Portugal com 4.000 desaparecidos por ano não tem base de dados (e falta coordenação)
O recente desfecho trágico do desaparecimento de Carolina Barbosa, uma jovem bióloga de 29 anos vista pela última vez a 10 de setembro em Vila Nova de Gaia, relembra a urgência de uma estrutura mais organizada e eficiente na gestão dos casos de desaparecidos em Portugal. Encontrada sem vida em outubro numa praia de Aveiro, Carolina faz parte de uma estatística preocupante: cerca de quatro mil desaparecimentos são registados anualmente no país. Contudo, não existe uma base de dados nacional que integre todos os casos e facilite a sua gestão por parte das várias entidades policiais envolvidas.
Após a descoberta do corpo na Praia da Barra, em Aveiro, em avançado estado de decomposição, a Polícia Judiciária (PJ) confirmou a identidade de Carolina através de um teste de ADN. “O caso continua com a PJ. Não temos o resultado da autópsia e o caso está em segredo de justiça”, declarou o irmão da vítima, Francisco Barbosa, ao Diário de Notícias. Esta ausência de centralização de dados complica o acompanhamento dos casos e a coordenação das autoridades, uma falha identificada pelos próprios agentes envolvidos.
Necessidade de um sistema unificado: opinião dos especialistas
A falta de um sistema nacional de registo e acompanhamento de pessoas desaparecidas em Portugal é uma lacuna que o diretor da Unidade de Informação Criminal da PJ, José Leal, considera urgente. “Não é garantia que a PJ tenha todos os registos das comunicações de pessoas desaparecidas”, reconhece Leal em entrevista ao Diário de Notícias, enfatizando a necessidade de uma solução semelhante à adotada em Espanha, onde foi criado o Centro Nacional de Desaparecidos, sob a alçada do Ministério do Interior. Em Espanha, todas as forças policiais alimentam a base de dados, permitindo uma gestão centralizada e mais eficiente dos desaparecimentos.

########################################

### PROBLEMA 1
Segundo a página, quantos desaparecimentos são registados por ano em Portugal?
A página e os registos vêm de fontes diferentes.

########################################

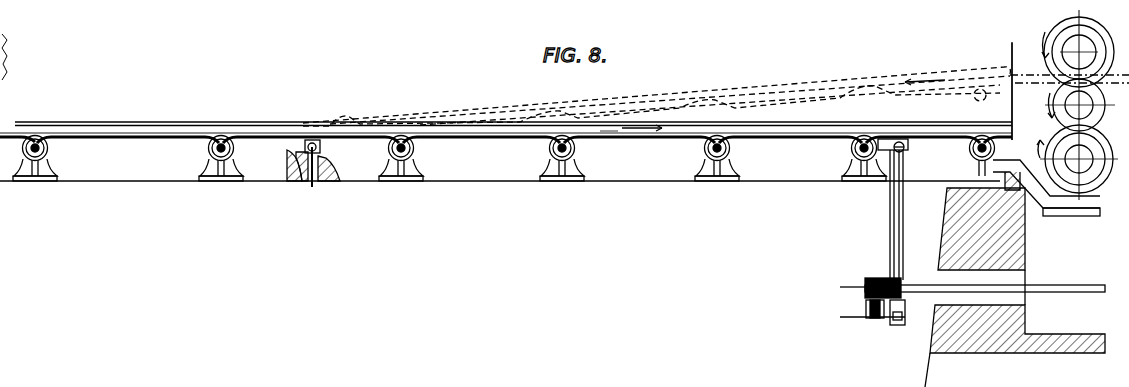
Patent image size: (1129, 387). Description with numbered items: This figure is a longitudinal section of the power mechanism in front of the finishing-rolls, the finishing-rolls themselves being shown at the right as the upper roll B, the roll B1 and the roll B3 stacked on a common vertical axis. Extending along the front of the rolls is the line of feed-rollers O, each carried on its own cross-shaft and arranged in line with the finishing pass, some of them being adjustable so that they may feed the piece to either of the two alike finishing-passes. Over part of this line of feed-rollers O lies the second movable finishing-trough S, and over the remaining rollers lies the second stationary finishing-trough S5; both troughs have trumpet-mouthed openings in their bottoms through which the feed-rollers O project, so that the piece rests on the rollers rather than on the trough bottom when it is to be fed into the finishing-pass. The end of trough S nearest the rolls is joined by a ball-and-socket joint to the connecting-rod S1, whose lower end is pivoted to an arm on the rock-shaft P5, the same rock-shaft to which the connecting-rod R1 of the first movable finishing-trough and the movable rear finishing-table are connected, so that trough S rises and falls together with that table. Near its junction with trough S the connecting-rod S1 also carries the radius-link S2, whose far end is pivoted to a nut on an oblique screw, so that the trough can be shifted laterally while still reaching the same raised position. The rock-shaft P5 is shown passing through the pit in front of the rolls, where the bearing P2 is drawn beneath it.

The second stationary finishing-trough S5 is at (145, 127).
The feed-rollers O is at (48, 156).
The rock-shaft P5 is at (322, 168).
The second movable finishing-trough S is at (800, 130).
The radius-link S2 is at (900, 151).
The connecting-rod R1 is at (889, 205).
The connecting-rod S1 is at (904, 212).
The bearing block P2 is at (885, 320).
The finishing-roll B is at (1048, 34).
The middle feed roll B3 is at (1046, 100).
The finishing-roll B1 is at (1042, 146).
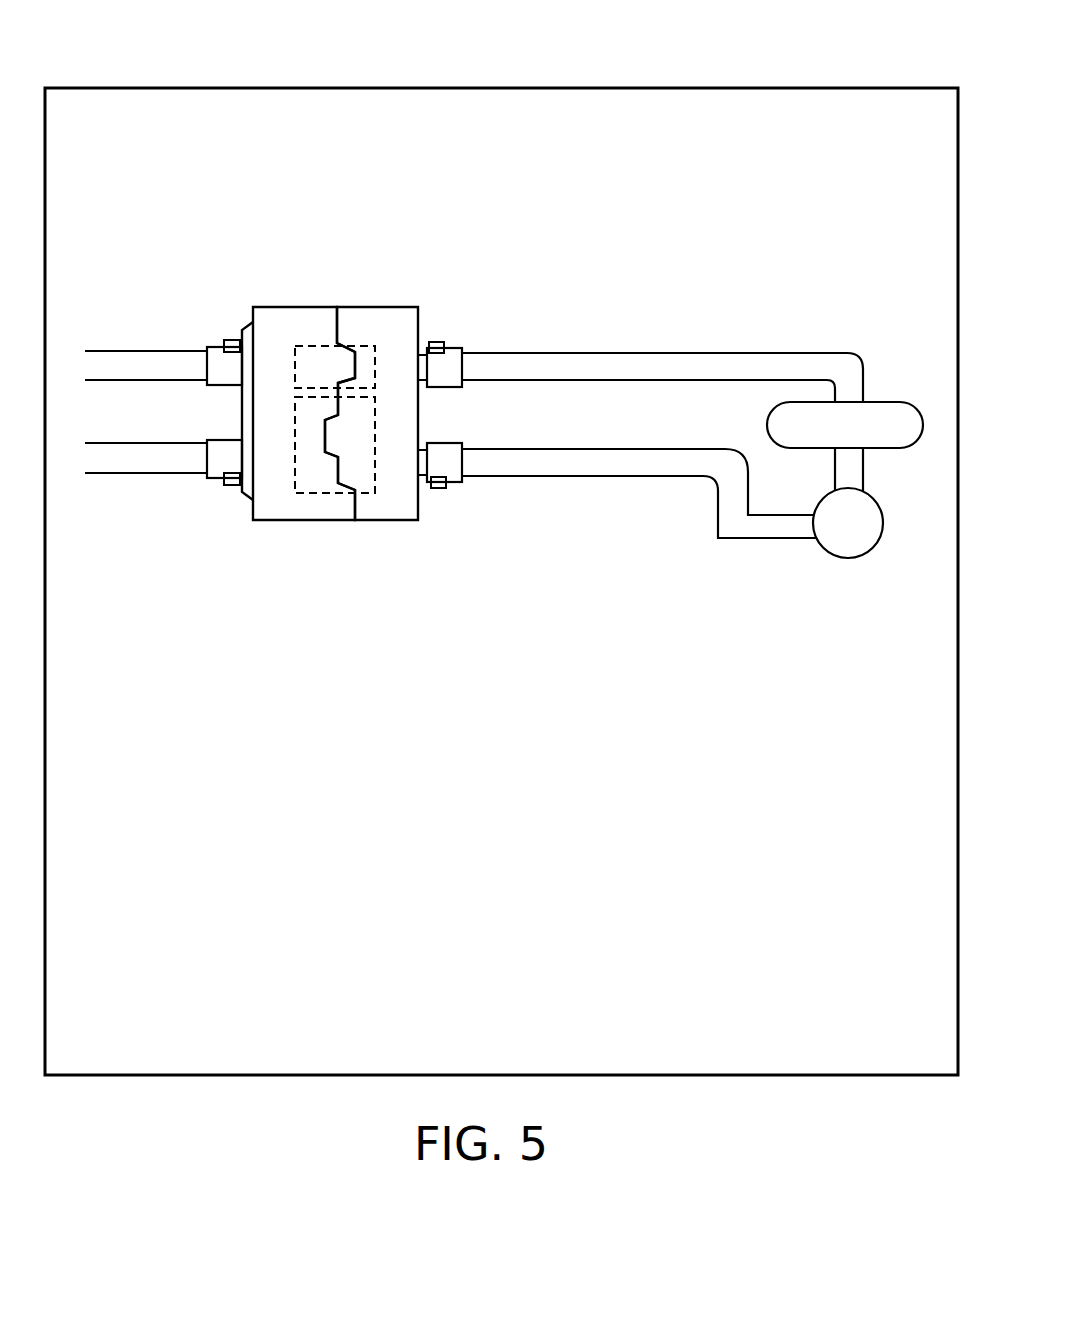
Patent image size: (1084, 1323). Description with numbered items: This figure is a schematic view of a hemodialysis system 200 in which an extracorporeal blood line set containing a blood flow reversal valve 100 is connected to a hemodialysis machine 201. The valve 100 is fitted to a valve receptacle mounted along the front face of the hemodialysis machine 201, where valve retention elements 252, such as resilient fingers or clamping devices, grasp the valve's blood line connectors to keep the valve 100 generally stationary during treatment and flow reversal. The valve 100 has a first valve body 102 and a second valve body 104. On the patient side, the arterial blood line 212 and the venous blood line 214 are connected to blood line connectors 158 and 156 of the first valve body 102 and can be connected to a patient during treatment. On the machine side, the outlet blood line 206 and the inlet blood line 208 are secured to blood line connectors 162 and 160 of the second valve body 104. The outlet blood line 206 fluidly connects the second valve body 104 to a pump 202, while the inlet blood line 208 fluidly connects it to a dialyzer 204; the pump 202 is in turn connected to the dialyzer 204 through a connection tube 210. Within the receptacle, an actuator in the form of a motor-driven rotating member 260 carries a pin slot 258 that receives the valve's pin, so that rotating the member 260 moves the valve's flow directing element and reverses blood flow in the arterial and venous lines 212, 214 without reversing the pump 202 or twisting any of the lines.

The hemodialysis system 200 is at (582, 56).
The hemodialysis machine 201 is at (193, 992).
The blood flow reversal valve 100 is at (402, 256).
The first valve body 102 is at (253, 307).
The second valve body 104 is at (420, 322).
The blood line connector 156 is at (208, 347).
The blood line connector 158 is at (215, 480).
The blood line connector 160 is at (457, 348).
The blood line connector 162 is at (452, 482).
The valve retention element 252 is at (237, 340).
The pin slot 258 is at (312, 384).
The rotating member 260 is at (315, 485).
The venous blood line 214 is at (142, 352).
The arterial blood line 212 is at (162, 476).
The inlet blood line 208 is at (720, 353).
The outlet blood line 206 is at (557, 476).
The connection tube 210 is at (863, 463).
The dialyzer 204 is at (890, 402).
The pump 202 is at (848, 560).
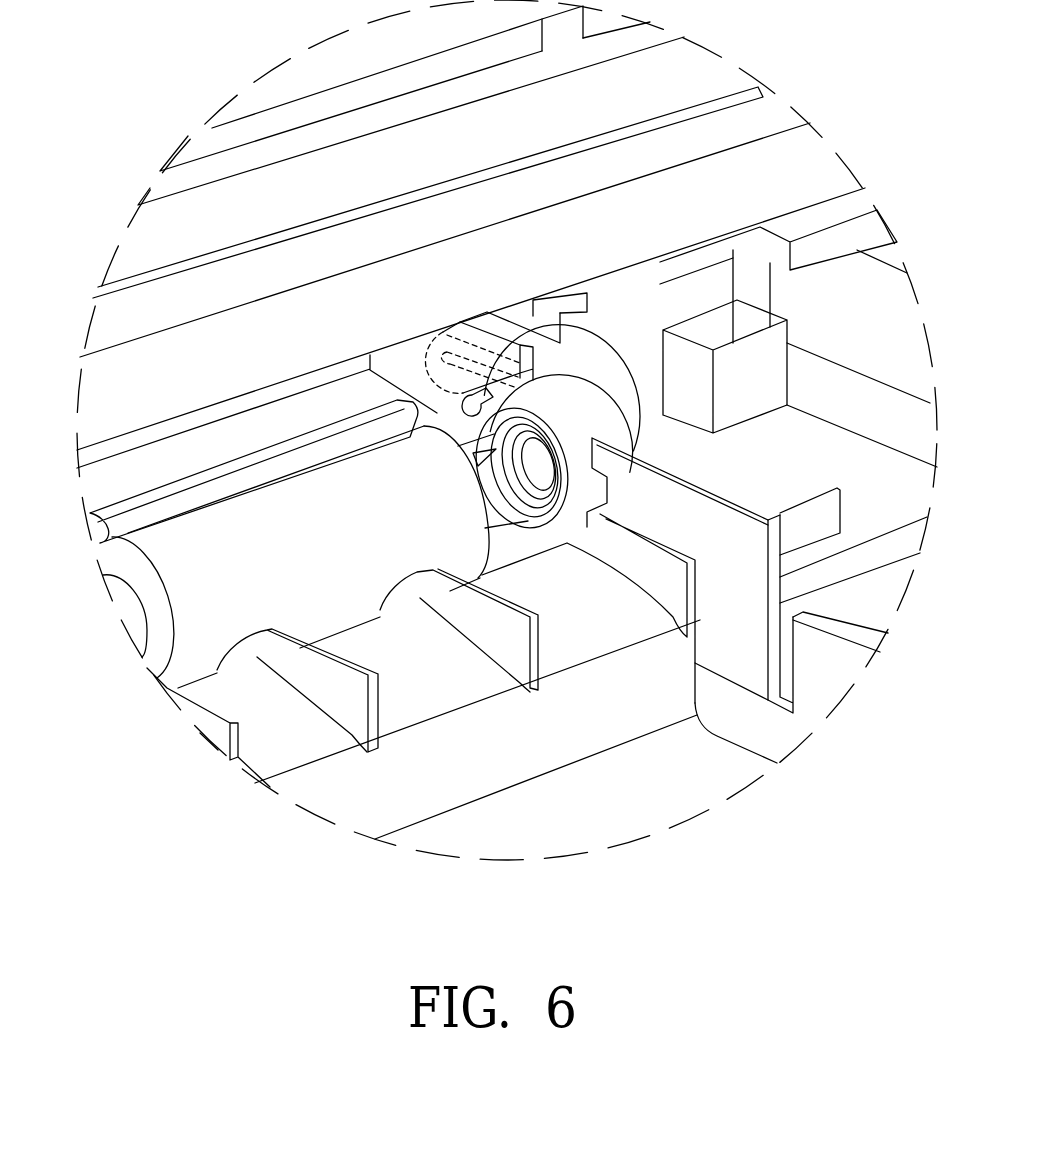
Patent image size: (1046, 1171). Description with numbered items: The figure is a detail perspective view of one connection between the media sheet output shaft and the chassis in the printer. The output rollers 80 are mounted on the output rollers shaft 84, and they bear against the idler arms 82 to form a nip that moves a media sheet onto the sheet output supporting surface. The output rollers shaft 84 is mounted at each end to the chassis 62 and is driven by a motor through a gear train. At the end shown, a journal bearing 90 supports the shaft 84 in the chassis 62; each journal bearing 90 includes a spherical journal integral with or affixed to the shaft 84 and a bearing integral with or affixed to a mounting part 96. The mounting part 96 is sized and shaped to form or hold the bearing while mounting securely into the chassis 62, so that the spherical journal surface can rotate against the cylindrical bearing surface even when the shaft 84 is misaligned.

The chassis 62 is at (680, 469).
The output rollers 80 is at (318, 576).
The idler arms 82 is at (170, 467).
The output rollers shaft 84 is at (500, 508).
The journal bearing 90 is at (477, 458).
The mounting part 96 is at (577, 363).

########################################

### PROBLEMA 2
Copia palavra por palavra os registos, desde o início até à linha que contém "The finishing-roll B1 is at (1042, 146).", incluindo esta. Deixa as imagens de fora.

### RESPOSTA 1
Cerca de quatro mil.

### RESPOSTA 2
Patent image size: (1129, 387). Description with numbered items: This figure is a longitudinal section of the power mechanism in front of the finishing-rolls, the finishing-rolls themselves being shown at the right as the upper roll B, the roll B1 and the roll B3 stacked on a common vertical axis. Extending along the front of the rolls is the line of feed-rollers O, each carried on its own cross-shaft and arranged in line with the finishing pass, some of them being adjustable so that they may feed the piece to either of the two alike finishing-passes. Over part of this line of feed-rollers O lies the second movable finishing-trough S, and over the remaining rollers lies the second stationary finishing-trough S5; both troughs have trumpet-mouthed openings in their bottoms through which the feed-rollers O project, so that the piece rests on the rollers rather than on the trough bottom when it is to be fed into the finishing-pass. The end of trough S nearest the rolls is joined by a ball-and-socket joint to the connecting-rod S1, whose lower end is pivoted to an arm on the rock-shaft P5, the same rock-shaft to which the connecting-rod R1 of the first movable finishing-trough and the movable rear finishing-table are connected, so that trough S rises and falls together with that table. Near its junction with trough S the connecting-rod S1 also carries the radius-link S2, whose far end is pivoted to a nut on an oblique screw, so that the trough can be shifted laterally while still reaching the same raised position. The rock-shaft P5 is shown passing through the pit in front of the rolls, where the bearing P2 is drawn beneath it.

The second stationary finishing-trough S5 is at (145, 127).
The feed-rollers O is at (48, 156).
The rock-shaft P5 is at (322, 168).
The second movable finishing-trough S is at (800, 130).
The radius-link S2 is at (900, 151).
The connecting-rod R1 is at (889, 205).
The connecting-rod S1 is at (904, 212).
The bearing block P2 is at (885, 320).
The finishing-roll B is at (1048, 34).
The middle feed roll B3 is at (1046, 100).
The finishing-roll B1 is at (1042, 146).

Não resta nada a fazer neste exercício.